Here's something that'll ruffle a few feathers: most of the leadership training happening in Australian workplaces is about as useful as a chocolate teapot. I've been consulting with businesses across Melbourne, Sydney, and Brisbane for the past 18 years, and I can count on one hand the number of managers who've actually emerged from professional development programs as genuinely better leaders.

The problem isn't that we're not investing enough money. Christ, some companies are throwing $15,000 per head at these courses. The problem is we're teaching the wrong bloody skills.

What We're Getting Wrong About Leadership Development

Walk into any corporate training room and you'll hear the same buzzwords flying around: "emotional intelligence," "strategic thinking," "change management." All important stuff, don't get me wrong. But we're missing the fundamentals that actually make someone worth following.

Last month I sat through a leadership workshop in Perth where they spent three hours teaching executives how to "cascade vision statements." Meanwhile, none of these people could have a decent conversation with their own teams about why someone was struggling with their workload. It's like teaching someone to design a skyscraper when they can't build a bloody letterbox.
--
**WHAT IS ASKED**
Answer these questions using the passage on leadership training.
1. For how many years has the writer been consulting with businesses?
2. How much are some companies spending per head on these courses?
3. What did the Perth workshop spend three hours teaching executives to do?

**EXCERPTED DATA**
--
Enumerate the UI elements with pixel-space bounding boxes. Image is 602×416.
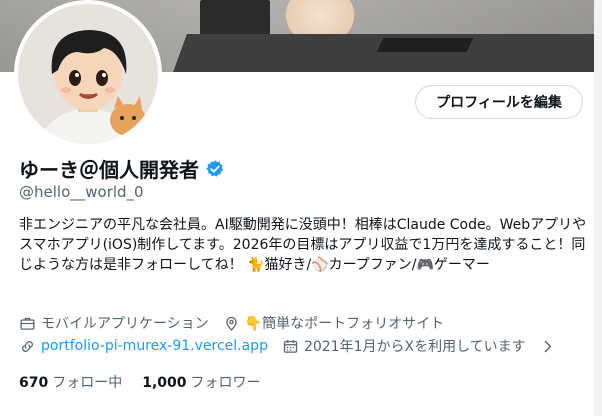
followers-label: フォロワー (190, 375, 261, 391)
meta-row-1: モバイルアプリケーション 👇簡単なポートフォリオサイト (19, 313, 458, 333)
follow-stats: 670 フォロー中 1,000 フォロワー (19, 372, 261, 392)
joined-item[interactable]: 2021年1月からXを利用しています (282, 336, 556, 356)
display-name: ゆーき＠個人開発者 (19, 158, 199, 182)
calendar-icon (283, 339, 298, 353)
joined-label: 2021年1月からXを利用しています (303, 339, 526, 355)
following-link[interactable]: 670 フォロー中 (19, 372, 122, 392)
edit-profile-button[interactable]: プロフィールを編集 (415, 85, 583, 119)
following-count: 670 (19, 375, 49, 391)
followers-link[interactable]: 1,000 フォロワー (142, 372, 260, 392)
chevron-right-icon[interactable] (539, 338, 556, 355)
banner-monitor (200, 0, 270, 36)
category-label: モバイルアプリケーション (41, 316, 209, 332)
avatar[interactable] (14, 0, 162, 148)
handle: @hello__world_0 (19, 183, 144, 201)
link-icon (22, 340, 33, 352)
briefcase-icon (20, 317, 35, 330)
avatar-illustration (18, 4, 158, 144)
meta-row-2: portfolio-pi-murex-91.vercel.app 2021年1月… (19, 336, 570, 356)
location-item: 👇簡単なポートフォリオサイト (223, 313, 444, 333)
verified-badge-icon[interactable] (205, 159, 225, 179)
location-label: 👇簡単なポートフォリオサイト (244, 316, 445, 332)
following-label: フォロー中 (52, 375, 123, 391)
category-item: モバイルアプリケーション (19, 313, 209, 333)
name-row: ゆーき＠個人開発者 (19, 154, 225, 183)
website-link[interactable]: portfolio-pi-murex-91.vercel.app (41, 338, 268, 354)
website-item[interactable]: portfolio-pi-murex-91.vercel.app (19, 338, 268, 355)
banner-laptop (376, 38, 474, 52)
location-pin-icon (225, 316, 237, 331)
followers-count: 1,000 (142, 375, 187, 391)
scrollbar[interactable] (594, 0, 602, 416)
bio: 非エンジニアの平凡な会社員。AI駆動開発に没頭中！相棒はClaude Code。… (19, 217, 587, 273)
--
**FINISHED TASK**
1. 18 years.
2. $15,000 per head.
3. How to "cascade vision statements."